**Problem to work on**.
Gather up all lines that carry the word "placeholder".

Recorded data:
- - - - - - -
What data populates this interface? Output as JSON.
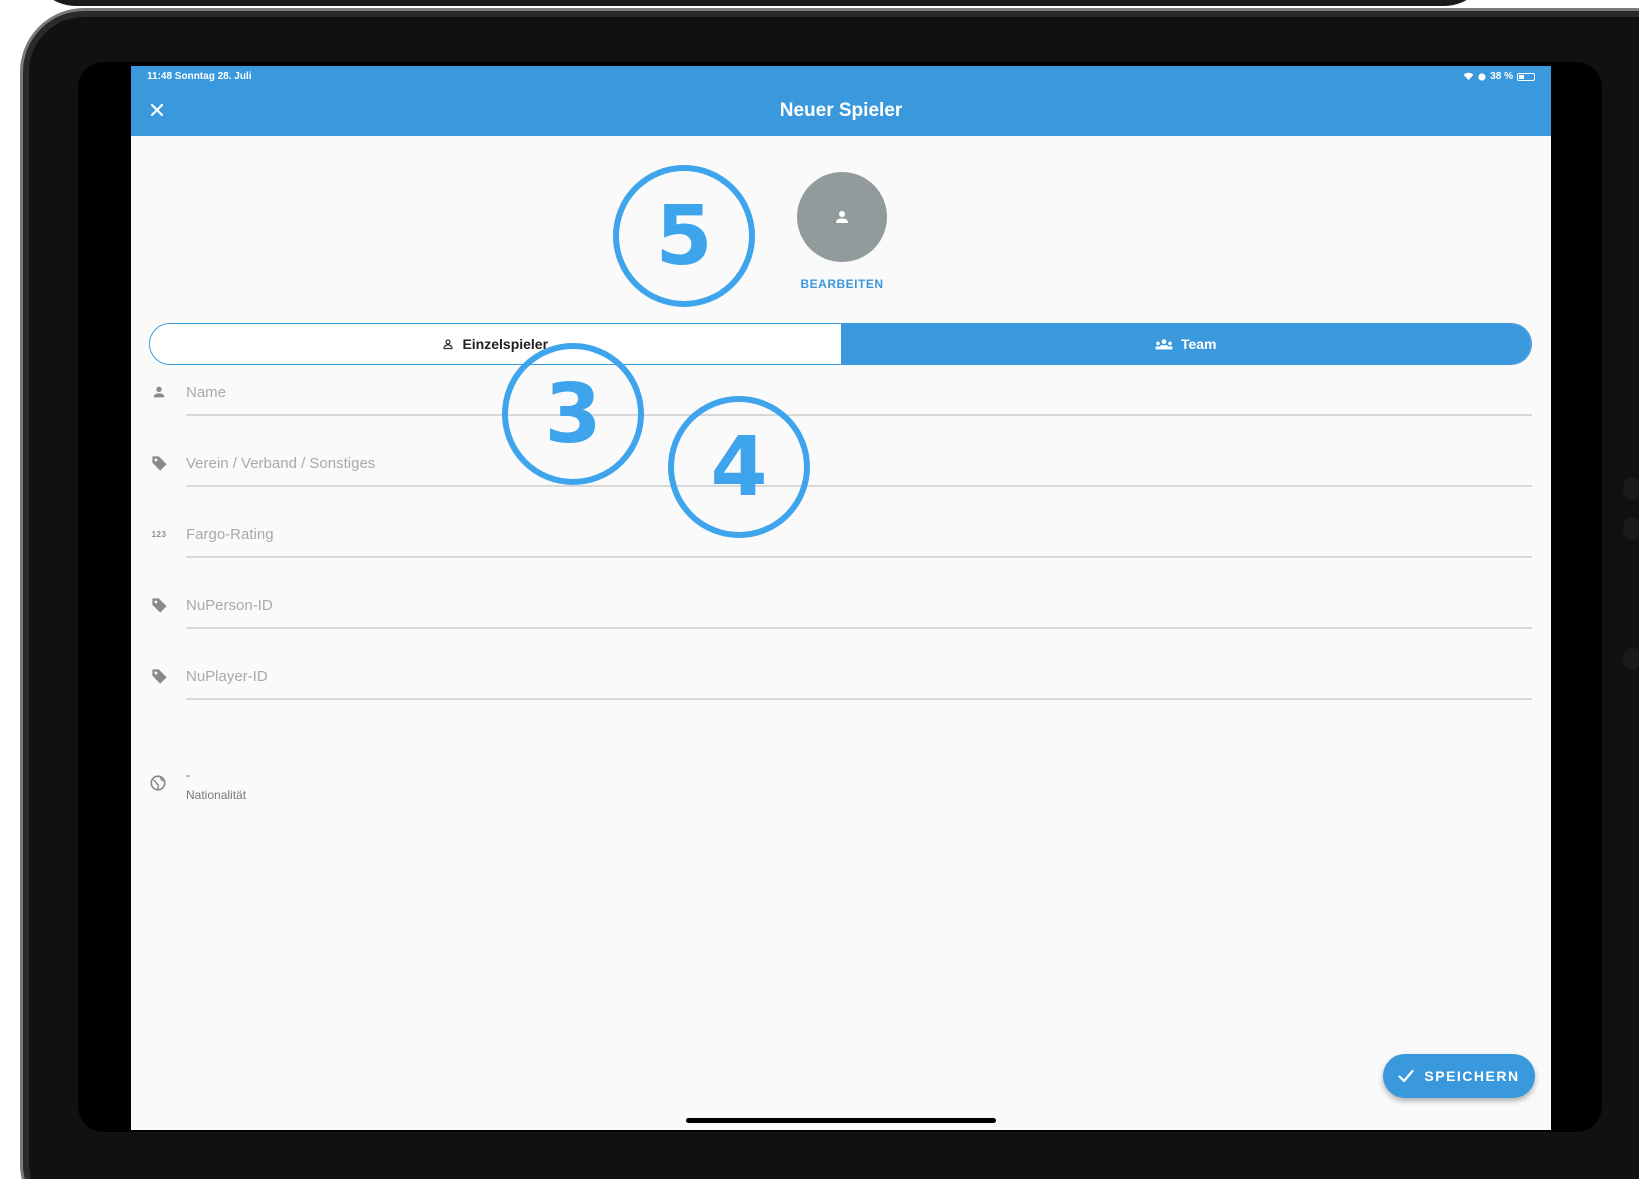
{
  "status_bar": {
    "time_date": "11:48 Sonntag 28. Juli",
    "battery": "38 %"
  },
  "app_bar": {
    "close_icon": "close-icon",
    "title": "Neuer Spieler"
  },
  "avatar": {
    "icon": "person-icon",
    "edit_label": "BEARBEITEN"
  },
  "segment": {
    "single_label": "Einzelspieler",
    "team_label": "Team",
    "selected": "Einzelspieler"
  },
  "form": {
    "fields": [
      {
        "icon": "person-icon",
        "placeholder": "Name"
      },
      {
        "icon": "tag-icon",
        "placeholder": "Verein / Verband / Sonstiges"
      },
      {
        "icon": "numbers-icon",
        "icon_text": "123",
        "placeholder": "Fargo-Rating"
      },
      {
        "icon": "tag-icon",
        "placeholder": "NuPerson-ID"
      },
      {
        "icon": "tag-icon",
        "placeholder": "NuPlayer-ID"
      }
    ],
    "nationality": {
      "icon": "globe-icon",
      "value": "-",
      "label": "Nationalität"
    }
  },
  "save_button": {
    "icon": "check-icon",
    "label": "SPEICHERN"
  },
  "callouts": [
    "5",
    "3",
    "4"
  ],
  "colors": {
    "primary": "#3a98dc",
    "callout": "#3ea4ec",
    "avatar_bg": "#919b9b"
  }
}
- - - - - - -
**Answer below**.
        "placeholder": "Name"
        "placeholder": "Verein / Verband / Sonstiges"
        "placeholder": "Fargo-Rating"
        "placeholder": "NuPerson-ID"
        "placeholder": "NuPlayer-ID"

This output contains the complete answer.